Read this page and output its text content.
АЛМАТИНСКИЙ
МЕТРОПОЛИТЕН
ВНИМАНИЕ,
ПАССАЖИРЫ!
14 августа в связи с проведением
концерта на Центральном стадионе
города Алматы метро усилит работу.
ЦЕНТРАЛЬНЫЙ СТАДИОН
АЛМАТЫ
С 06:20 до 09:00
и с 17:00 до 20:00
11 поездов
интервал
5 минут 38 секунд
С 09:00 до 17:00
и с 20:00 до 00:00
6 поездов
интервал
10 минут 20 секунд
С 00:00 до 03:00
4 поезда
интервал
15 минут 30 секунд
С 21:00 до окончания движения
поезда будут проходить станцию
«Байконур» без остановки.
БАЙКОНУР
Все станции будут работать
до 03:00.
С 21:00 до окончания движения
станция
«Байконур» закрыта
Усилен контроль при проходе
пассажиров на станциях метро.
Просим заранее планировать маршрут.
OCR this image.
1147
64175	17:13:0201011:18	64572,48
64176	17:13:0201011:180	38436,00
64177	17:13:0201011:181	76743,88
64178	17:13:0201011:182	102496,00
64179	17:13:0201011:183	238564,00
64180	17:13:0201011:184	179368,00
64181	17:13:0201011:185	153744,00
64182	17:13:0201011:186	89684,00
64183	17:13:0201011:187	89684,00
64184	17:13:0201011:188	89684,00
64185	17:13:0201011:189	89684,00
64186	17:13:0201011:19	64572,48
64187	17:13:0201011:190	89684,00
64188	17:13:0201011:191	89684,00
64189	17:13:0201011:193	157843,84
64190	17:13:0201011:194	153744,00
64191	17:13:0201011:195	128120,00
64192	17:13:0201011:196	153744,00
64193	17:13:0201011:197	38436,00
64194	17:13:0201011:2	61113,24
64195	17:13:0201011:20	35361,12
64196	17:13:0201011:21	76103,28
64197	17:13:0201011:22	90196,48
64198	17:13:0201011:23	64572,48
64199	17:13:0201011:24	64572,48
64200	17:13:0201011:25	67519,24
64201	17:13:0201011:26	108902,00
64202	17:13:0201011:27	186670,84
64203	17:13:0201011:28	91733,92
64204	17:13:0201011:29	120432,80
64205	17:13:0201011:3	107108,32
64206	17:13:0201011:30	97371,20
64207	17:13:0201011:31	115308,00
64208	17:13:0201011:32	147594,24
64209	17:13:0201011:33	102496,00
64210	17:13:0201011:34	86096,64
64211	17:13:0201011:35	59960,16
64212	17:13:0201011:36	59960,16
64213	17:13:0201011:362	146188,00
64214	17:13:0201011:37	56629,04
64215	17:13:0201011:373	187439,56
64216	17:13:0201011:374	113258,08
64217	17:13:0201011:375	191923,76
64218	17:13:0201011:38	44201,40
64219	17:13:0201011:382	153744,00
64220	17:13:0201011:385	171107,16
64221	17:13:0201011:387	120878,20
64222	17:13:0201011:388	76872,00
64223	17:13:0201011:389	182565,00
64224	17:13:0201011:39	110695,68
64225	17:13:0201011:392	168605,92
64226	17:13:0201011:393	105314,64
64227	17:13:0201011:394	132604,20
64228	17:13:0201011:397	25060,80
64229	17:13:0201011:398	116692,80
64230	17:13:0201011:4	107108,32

Work to be completed
Each entry above is to be quoted exactly.

In response
Read this page and output its text content.
АЛМАТИНСКИЙ
МЕТРОПОЛИТЕН
ВНИМАНИЕ,
ПАССАЖИРЫ!
14 августа в связи с проведением
концерта на Центральном стадионе
города Алматы метро усилит работу.
ЦЕНТРАЛЬНЫЙ СТАДИОН
АЛМАТЫ
С 06:20 до 09:00
и с 17:00 до 20:00
11 поездов
интервал
5 минут 38 секунд
С 09:00 до 17:00
и с 20:00 до 00:00
6 поездов
интервал
10 минут 20 секунд
С 00:00 до 03:00
4 поезда
интервал
15 минут 30 секунд
С 21:00 до окончания движения
поезда будут проходить станцию
«Байконур» без остановки.
БАЙКОНУР
Все станции будут работать
до 03:00.
С 21:00 до окончания движения
станция
«Байконур» закрыта
Усилен контроль при проходе
пассажиров на станциях метро.
Просим заранее планировать маршрут.
OCR this image.
1147
64175	17:13:0201011:18	64572,48
64176	17:13:0201011:180	38436,00
64177	17:13:0201011:181	76743,88
64178	17:13:0201011:182	102496,00
64179	17:13:0201011:183	238564,00
64180	17:13:0201011:184	179368,00
64181	17:13:0201011:185	153744,00
64182	17:13:0201011:186	89684,00
64183	17:13:0201011:187	89684,00
64184	17:13:0201011:188	89684,00
64185	17:13:0201011:189	89684,00
64186	17:13:0201011:19	64572,48
64187	17:13:0201011:190	89684,00
64188	17:13:0201011:191	89684,00
64189	17:13:0201011:193	157843,84
64190	17:13:0201011:194	153744,00
64191	17:13:0201011:195	128120,00
64192	17:13:0201011:196	153744,00
64193	17:13:0201011:197	38436,00
64194	17:13:0201011:2	61113,24
64195	17:13:0201011:20	35361,12
64196	17:13:0201011:21	76103,28
64197	17:13:0201011:22	90196,48
64198	17:13:0201011:23	64572,48
64199	17:13:0201011:24	64572,48
64200	17:13:0201011:25	67519,24
64201	17:13:0201011:26	108902,00
64202	17:13:0201011:27	186670,84
64203	17:13:0201011:28	91733,92
64204	17:13:0201011:29	120432,80
64205	17:13:0201011:3	107108,32
64206	17:13:0201011:30	97371,20
64207	17:13:0201011:31	115308,00
64208	17:13:0201011:32	147594,24
64209	17:13:0201011:33	102496,00
64210	17:13:0201011:34	86096,64
64211	17:13:0201011:35	59960,16
64212	17:13:0201011:36	59960,16
64213	17:13:0201011:362	146188,00
64214	17:13:0201011:37	56629,04
64215	17:13:0201011:373	187439,56
64216	17:13:0201011:374	113258,08
64217	17:13:0201011:375	191923,76
64218	17:13:0201011:38	44201,40
64219	17:13:0201011:382	153744,00
64220	17:13:0201011:385	171107,16
64221	17:13:0201011:387	120878,20
64222	17:13:0201011:388	76872,00
64223	17:13:0201011:389	182565,00
64224	17:13:0201011:39	110695,68
64225	17:13:0201011:392	168605,92
64226	17:13:0201011:393	105314,64
64227	17:13:0201011:394	132604,20
64228	17:13:0201011:397	25060,80
64229	17:13:0201011:398	116692,80
64230	17:13:0201011:4	107108,32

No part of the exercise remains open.